* [Data tied to figure images]:
▼▼▼

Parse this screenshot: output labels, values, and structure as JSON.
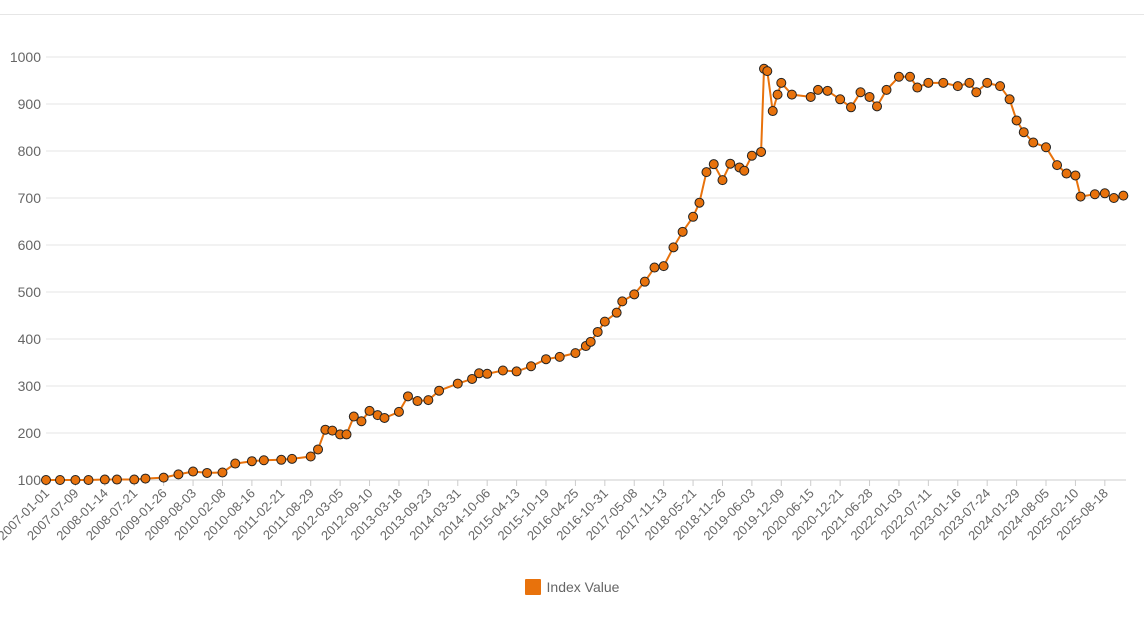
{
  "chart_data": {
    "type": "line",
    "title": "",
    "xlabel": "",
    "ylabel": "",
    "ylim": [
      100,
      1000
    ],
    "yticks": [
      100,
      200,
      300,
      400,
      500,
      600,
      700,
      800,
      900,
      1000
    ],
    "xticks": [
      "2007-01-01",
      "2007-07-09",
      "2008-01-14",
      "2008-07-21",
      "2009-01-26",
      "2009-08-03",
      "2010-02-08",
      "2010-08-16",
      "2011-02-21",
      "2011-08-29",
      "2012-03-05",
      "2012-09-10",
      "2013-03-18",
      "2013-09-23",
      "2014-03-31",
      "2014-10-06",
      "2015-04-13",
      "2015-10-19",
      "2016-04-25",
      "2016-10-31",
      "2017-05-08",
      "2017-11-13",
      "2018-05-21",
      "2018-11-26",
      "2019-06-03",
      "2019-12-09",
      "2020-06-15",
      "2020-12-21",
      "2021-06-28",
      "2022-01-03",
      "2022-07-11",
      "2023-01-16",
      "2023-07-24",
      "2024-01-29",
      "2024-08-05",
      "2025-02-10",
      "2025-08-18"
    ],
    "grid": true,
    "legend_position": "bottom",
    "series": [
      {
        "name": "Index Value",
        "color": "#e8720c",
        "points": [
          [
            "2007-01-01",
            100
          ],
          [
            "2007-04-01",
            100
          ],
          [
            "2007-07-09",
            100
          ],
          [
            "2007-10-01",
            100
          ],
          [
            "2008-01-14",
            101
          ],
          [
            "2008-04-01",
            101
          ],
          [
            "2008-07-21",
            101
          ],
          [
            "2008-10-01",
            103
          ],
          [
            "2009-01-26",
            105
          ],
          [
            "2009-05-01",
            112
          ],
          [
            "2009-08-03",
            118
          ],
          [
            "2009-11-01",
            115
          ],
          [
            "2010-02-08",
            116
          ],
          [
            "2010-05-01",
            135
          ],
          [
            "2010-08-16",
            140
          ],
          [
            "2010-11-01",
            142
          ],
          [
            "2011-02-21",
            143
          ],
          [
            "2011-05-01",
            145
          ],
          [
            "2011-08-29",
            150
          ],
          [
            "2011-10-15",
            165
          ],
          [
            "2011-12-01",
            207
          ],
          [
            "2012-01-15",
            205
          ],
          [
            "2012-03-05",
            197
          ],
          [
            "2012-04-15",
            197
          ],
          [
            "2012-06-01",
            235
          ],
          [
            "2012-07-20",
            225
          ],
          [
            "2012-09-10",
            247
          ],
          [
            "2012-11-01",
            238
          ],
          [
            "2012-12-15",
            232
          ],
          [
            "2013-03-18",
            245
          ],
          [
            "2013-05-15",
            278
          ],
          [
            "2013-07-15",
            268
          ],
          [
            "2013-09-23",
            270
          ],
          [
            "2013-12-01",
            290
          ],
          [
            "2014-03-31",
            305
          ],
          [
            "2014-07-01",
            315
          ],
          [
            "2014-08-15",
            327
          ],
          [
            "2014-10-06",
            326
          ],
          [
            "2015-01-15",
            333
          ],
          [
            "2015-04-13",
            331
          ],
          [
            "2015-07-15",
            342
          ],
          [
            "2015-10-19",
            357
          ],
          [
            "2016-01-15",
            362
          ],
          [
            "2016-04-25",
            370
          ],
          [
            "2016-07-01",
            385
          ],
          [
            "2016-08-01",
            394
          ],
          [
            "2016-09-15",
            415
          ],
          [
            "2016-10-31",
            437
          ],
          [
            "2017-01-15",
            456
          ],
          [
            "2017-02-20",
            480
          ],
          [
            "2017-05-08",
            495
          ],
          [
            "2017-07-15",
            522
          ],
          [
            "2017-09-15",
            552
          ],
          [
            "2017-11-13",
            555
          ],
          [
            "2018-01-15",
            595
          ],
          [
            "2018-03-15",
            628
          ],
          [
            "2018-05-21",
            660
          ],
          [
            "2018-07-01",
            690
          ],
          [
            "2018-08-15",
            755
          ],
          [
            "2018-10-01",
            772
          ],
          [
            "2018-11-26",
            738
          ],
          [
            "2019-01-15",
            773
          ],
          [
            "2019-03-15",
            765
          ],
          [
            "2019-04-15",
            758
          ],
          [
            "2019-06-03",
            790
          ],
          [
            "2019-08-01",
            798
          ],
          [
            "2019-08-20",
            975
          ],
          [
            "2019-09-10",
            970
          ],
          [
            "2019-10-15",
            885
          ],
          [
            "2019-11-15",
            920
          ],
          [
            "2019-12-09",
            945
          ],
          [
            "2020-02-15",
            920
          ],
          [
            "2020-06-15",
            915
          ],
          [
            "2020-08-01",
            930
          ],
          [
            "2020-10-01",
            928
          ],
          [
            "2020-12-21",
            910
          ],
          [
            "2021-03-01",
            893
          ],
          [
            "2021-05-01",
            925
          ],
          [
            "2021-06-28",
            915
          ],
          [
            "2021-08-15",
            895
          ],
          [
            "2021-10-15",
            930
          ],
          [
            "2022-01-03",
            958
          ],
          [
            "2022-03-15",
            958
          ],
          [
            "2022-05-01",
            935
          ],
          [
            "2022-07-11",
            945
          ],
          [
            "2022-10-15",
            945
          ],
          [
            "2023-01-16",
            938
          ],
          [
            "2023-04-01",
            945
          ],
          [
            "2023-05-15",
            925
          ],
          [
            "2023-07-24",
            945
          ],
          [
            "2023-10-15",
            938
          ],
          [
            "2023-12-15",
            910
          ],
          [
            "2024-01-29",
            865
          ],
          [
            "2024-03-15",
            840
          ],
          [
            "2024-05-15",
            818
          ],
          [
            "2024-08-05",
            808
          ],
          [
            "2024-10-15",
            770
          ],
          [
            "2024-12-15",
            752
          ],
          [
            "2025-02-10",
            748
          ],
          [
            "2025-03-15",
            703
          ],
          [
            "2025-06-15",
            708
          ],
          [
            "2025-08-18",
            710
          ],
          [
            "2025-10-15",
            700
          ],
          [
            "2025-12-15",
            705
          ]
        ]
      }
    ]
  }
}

▲▲▲

* [Task prompt]: Write out the entries above word for word. Do not include the pictures.

* [Answer to this exercise]:
Parse this screenshot: output labels, values, and structure as JSON.
{
  "chart_data": {
    "type": "line",
    "title": "",
    "xlabel": "",
    "ylabel": "",
    "ylim": [
      100,
      1000
    ],
    "yticks": [
      100,
      200,
      300,
      400,
      500,
      600,
      700,
      800,
      900,
      1000
    ],
    "xticks": [
      "2007-01-01",
      "2007-07-09",
      "2008-01-14",
      "2008-07-21",
      "2009-01-26",
      "2009-08-03",
      "2010-02-08",
      "2010-08-16",
      "2011-02-21",
      "2011-08-29",
      "2012-03-05",
      "2012-09-10",
      "2013-03-18",
      "2013-09-23",
      "2014-03-31",
      "2014-10-06",
      "2015-04-13",
      "2015-10-19",
      "2016-04-25",
      "2016-10-31",
      "2017-05-08",
      "2017-11-13",
      "2018-05-21",
      "2018-11-26",
      "2019-06-03",
      "2019-12-09",
      "2020-06-15",
      "2020-12-21",
      "2021-06-28",
      "2022-01-03",
      "2022-07-11",
      "2023-01-16",
      "2023-07-24",
      "2024-01-29",
      "2024-08-05",
      "2025-02-10",
      "2025-08-18"
    ],
    "grid": true,
    "legend_position": "bottom",
    "series": [
      {
        "name": "Index Value",
        "color": "#e8720c",
        "points": [
          [
            "2007-01-01",
            100
          ],
          [
            "2007-04-01",
            100
          ],
          [
            "2007-07-09",
            100
          ],
          [
            "2007-10-01",
            100
          ],
          [
            "2008-01-14",
            101
          ],
          [
            "2008-04-01",
            101
          ],
          [
            "2008-07-21",
            101
          ],
          [
            "2008-10-01",
            103
          ],
          [
            "2009-01-26",
            105
          ],
          [
            "2009-05-01",
            112
          ],
          [
            "2009-08-03",
            118
          ],
          [
            "2009-11-01",
            115
          ],
          [
            "2010-02-08",
            116
          ],
          [
            "2010-05-01",
            135
          ],
          [
            "2010-08-16",
            140
          ],
          [
            "2010-11-01",
            142
          ],
          [
            "2011-02-21",
            143
          ],
          [
            "2011-05-01",
            145
          ],
          [
            "2011-08-29",
            150
          ],
          [
            "2011-10-15",
            165
          ],
          [
            "2011-12-01",
            207
          ],
          [
            "2012-01-15",
            205
          ],
          [
            "2012-03-05",
            197
          ],
          [
            "2012-04-15",
            197
          ],
          [
            "2012-06-01",
            235
          ],
          [
            "2012-07-20",
            225
          ],
          [
            "2012-09-10",
            247
          ],
          [
            "2012-11-01",
            238
          ],
          [
            "2012-12-15",
            232
          ],
          [
            "2013-03-18",
            245
          ],
          [
            "2013-05-15",
            278
          ],
          [
            "2013-07-15",
            268
          ],
          [
            "2013-09-23",
            270
          ],
          [
            "2013-12-01",
            290
          ],
          [
            "2014-03-31",
            305
          ],
          [
            "2014-07-01",
            315
          ],
          [
            "2014-08-15",
            327
          ],
          [
            "2014-10-06",
            326
          ],
          [
            "2015-01-15",
            333
          ],
          [
            "2015-04-13",
            331
          ],
          [
            "2015-07-15",
            342
          ],
          [
            "2015-10-19",
            357
          ],
          [
            "2016-01-15",
            362
          ],
          [
            "2016-04-25",
            370
          ],
          [
            "2016-07-01",
            385
          ],
          [
            "2016-08-01",
            394
          ],
          [
            "2016-09-15",
            415
          ],
          [
            "2016-10-31",
            437
          ],
          [
            "2017-01-15",
            456
          ],
          [
            "2017-02-20",
            480
          ],
          [
            "2017-05-08",
            495
          ],
          [
            "2017-07-15",
            522
          ],
          [
            "2017-09-15",
            552
          ],
          [
            "2017-11-13",
            555
          ],
          [
            "2018-01-15",
            595
          ],
          [
            "2018-03-15",
            628
          ],
          [
            "2018-05-21",
            660
          ],
          [
            "2018-07-01",
            690
          ],
          [
            "2018-08-15",
            755
          ],
          [
            "2018-10-01",
            772
          ],
          [
            "2018-11-26",
            738
          ],
          [
            "2019-01-15",
            773
          ],
          [
            "2019-03-15",
            765
          ],
          [
            "2019-04-15",
            758
          ],
          [
            "2019-06-03",
            790
          ],
          [
            "2019-08-01",
            798
          ],
          [
            "2019-08-20",
            975
          ],
          [
            "2019-09-10",
            970
          ],
          [
            "2019-10-15",
            885
          ],
          [
            "2019-11-15",
            920
          ],
          [
            "2019-12-09",
            945
          ],
          [
            "2020-02-15",
            920
          ],
          [
            "2020-06-15",
            915
          ],
          [
            "2020-08-01",
            930
          ],
          [
            "2020-10-01",
            928
          ],
          [
            "2020-12-21",
            910
          ],
          [
            "2021-03-01",
            893
          ],
          [
            "2021-05-01",
            925
          ],
          [
            "2021-06-28",
            915
          ],
          [
            "2021-08-15",
            895
          ],
          [
            "2021-10-15",
            930
          ],
          [
            "2022-01-03",
            958
          ],
          [
            "2022-03-15",
            958
          ],
          [
            "2022-05-01",
            935
          ],
          [
            "2022-07-11",
            945
          ],
          [
            "2022-10-15",
            945
          ],
          [
            "2023-01-16",
            938
          ],
          [
            "2023-04-01",
            945
          ],
          [
            "2023-05-15",
            925
          ],
          [
            "2023-07-24",
            945
          ],
          [
            "2023-10-15",
            938
          ],
          [
            "2023-12-15",
            910
          ],
          [
            "2024-01-29",
            865
          ],
          [
            "2024-03-15",
            840
          ],
          [
            "2024-05-15",
            818
          ],
          [
            "2024-08-05",
            808
          ],
          [
            "2024-10-15",
            770
          ],
          [
            "2024-12-15",
            752
          ],
          [
            "2025-02-10",
            748
          ],
          [
            "2025-03-15",
            703
          ],
          [
            "2025-06-15",
            708
          ],
          [
            "2025-08-18",
            710
          ],
          [
            "2025-10-15",
            700
          ],
          [
            "2025-12-15",
            705
          ]
        ]
      }
    ]
  }
}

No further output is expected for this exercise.